=== Tasks to complete ===
**1)** Reproduce the stretch of the album page from "Things Worth Fighting For is" through "Steely Dan fame." word for word.
**2)** Name every person who appears under "Album credits" on the album page.

=== Page ===
Things Worth Fighting For is the debut album by solo artist John McKeown. The album was released digitally by Beatroute Records on the 28 September 2009.

The album was produced by Elliott Randall of Steely Dan fame.

Track listing
"Will You Be Mine"
"Can't Be Right"
"Touch You"
"Fade Away"
"Candy Girl"
"Dream on Valentine"
"Things Worth Fighting For"
"Up Where You Belong"
"Bleed"
"For You"

Album credits

 Produced by Elliott Randall and John McKeown
 Recorded at RAK Studios, London
 Strings & Horns recorded at SARM Studios, London
 String arrangements by Pete Murray
 Horn arrangement by Steve Sidwell
 Engineered by Wes Maebe
 Mixed by Elliott Randall & Wes Maebe
 Mastered by Wes Maebe at GHQ Sonic Cuisine
 Assisted by: Robbie Nelson & Tim Goalen

Session musicians
The following musicians performed on the album.

=== Stored data ===
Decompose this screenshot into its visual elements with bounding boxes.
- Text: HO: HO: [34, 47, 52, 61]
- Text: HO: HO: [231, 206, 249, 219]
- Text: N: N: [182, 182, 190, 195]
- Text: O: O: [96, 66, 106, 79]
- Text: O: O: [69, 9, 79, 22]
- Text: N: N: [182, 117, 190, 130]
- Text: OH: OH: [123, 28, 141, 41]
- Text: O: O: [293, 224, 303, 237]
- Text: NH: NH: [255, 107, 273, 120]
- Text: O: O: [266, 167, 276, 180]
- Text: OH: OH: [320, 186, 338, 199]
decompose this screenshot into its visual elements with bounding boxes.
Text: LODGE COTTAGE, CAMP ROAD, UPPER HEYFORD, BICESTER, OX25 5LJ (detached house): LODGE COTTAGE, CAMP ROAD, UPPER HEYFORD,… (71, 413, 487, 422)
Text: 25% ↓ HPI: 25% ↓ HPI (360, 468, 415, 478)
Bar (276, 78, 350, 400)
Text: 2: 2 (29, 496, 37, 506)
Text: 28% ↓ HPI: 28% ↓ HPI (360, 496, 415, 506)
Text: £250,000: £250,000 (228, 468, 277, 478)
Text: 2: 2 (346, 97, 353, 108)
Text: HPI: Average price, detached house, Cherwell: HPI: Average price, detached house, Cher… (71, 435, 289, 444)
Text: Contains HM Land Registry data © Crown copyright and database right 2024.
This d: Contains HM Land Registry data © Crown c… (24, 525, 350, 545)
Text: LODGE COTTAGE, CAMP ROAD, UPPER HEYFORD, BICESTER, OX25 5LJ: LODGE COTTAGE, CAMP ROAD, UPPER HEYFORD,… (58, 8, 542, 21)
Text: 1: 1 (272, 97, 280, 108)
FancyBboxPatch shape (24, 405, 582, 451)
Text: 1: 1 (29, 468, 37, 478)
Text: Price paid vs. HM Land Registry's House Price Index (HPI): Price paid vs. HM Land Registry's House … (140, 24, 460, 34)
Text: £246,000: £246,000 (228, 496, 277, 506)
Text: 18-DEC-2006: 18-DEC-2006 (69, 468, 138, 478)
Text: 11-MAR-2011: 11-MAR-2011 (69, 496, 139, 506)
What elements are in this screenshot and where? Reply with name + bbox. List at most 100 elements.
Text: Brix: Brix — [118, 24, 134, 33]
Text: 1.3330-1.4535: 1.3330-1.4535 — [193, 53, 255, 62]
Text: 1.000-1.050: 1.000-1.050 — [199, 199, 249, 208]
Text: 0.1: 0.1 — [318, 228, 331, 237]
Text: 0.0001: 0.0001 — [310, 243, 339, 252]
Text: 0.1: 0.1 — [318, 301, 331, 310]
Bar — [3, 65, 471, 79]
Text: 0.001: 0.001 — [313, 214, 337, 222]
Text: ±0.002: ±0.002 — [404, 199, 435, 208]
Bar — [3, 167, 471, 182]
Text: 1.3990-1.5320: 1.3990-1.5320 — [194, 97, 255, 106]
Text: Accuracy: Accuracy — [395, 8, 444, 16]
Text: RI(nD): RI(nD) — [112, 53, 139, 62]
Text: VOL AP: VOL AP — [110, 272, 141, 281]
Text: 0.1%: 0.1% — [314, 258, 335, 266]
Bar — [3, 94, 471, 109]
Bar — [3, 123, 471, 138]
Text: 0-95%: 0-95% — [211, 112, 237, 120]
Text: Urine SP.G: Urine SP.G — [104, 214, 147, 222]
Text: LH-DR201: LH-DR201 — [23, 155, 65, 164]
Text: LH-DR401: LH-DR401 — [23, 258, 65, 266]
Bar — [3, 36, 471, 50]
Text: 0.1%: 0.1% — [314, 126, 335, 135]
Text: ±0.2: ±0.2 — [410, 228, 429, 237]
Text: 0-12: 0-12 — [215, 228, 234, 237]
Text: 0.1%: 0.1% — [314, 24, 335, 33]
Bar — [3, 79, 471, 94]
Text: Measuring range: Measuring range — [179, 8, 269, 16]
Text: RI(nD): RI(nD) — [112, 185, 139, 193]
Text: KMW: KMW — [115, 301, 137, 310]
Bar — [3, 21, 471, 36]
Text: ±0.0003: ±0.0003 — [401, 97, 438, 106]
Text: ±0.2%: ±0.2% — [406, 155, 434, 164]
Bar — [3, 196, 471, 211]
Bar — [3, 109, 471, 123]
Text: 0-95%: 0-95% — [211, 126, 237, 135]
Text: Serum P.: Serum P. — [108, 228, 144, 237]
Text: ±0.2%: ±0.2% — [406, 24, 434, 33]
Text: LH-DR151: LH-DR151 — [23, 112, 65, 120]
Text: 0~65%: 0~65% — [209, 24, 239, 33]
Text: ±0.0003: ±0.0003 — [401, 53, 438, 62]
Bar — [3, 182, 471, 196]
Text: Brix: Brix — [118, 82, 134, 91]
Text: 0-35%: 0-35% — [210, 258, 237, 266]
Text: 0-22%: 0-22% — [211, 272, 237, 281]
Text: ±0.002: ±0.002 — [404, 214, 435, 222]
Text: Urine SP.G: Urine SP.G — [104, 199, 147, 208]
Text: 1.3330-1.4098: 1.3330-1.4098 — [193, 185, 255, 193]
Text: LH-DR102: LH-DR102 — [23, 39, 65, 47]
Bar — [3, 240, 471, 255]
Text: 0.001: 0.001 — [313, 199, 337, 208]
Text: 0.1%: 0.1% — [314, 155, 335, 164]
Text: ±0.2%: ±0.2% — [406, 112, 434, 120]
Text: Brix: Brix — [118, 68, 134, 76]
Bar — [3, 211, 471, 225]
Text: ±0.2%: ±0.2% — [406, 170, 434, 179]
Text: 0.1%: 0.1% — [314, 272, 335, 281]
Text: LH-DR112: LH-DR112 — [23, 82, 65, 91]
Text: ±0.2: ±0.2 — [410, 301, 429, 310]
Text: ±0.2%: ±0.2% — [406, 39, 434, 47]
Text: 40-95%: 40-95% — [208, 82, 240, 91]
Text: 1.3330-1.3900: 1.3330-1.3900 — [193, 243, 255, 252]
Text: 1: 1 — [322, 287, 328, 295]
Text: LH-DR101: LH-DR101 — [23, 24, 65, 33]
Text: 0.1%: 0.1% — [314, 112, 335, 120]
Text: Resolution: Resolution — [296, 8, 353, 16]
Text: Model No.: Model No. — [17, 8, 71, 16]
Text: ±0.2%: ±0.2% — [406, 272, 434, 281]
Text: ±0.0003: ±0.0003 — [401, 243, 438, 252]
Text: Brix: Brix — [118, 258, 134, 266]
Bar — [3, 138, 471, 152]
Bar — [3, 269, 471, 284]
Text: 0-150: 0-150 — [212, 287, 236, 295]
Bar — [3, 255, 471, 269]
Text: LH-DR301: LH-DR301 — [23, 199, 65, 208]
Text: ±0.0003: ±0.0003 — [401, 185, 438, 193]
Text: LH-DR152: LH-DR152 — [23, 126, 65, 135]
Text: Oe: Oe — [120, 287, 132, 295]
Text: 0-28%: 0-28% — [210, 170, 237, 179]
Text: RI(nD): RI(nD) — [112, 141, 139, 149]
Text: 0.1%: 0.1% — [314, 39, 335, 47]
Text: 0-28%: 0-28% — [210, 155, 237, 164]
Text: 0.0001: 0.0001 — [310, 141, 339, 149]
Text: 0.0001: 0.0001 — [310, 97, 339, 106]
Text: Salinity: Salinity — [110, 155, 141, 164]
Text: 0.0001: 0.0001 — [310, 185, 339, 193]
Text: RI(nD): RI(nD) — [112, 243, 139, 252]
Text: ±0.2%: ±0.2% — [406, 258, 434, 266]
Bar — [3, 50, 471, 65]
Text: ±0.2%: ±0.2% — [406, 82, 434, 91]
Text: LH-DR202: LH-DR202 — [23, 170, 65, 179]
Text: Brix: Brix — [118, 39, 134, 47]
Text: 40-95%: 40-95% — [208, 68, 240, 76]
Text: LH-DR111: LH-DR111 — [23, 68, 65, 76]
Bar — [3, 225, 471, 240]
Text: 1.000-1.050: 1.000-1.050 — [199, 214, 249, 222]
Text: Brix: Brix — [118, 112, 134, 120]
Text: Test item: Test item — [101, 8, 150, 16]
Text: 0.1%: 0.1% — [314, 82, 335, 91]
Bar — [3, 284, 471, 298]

=== Solutions by task ===
**1)**
Things Worth Fighting For is the debut album by solo artist John McKeown. The album was released digitally by Beatroute Records on the 28 September 2009.

The album was produced by Elliott Randall of Steely Dan fame.

**2)**
Elliott Randall
John McKeown
Pete Murray
Steve Sidwell
Wes Maebe
Robbie Nelson
Tim Goalen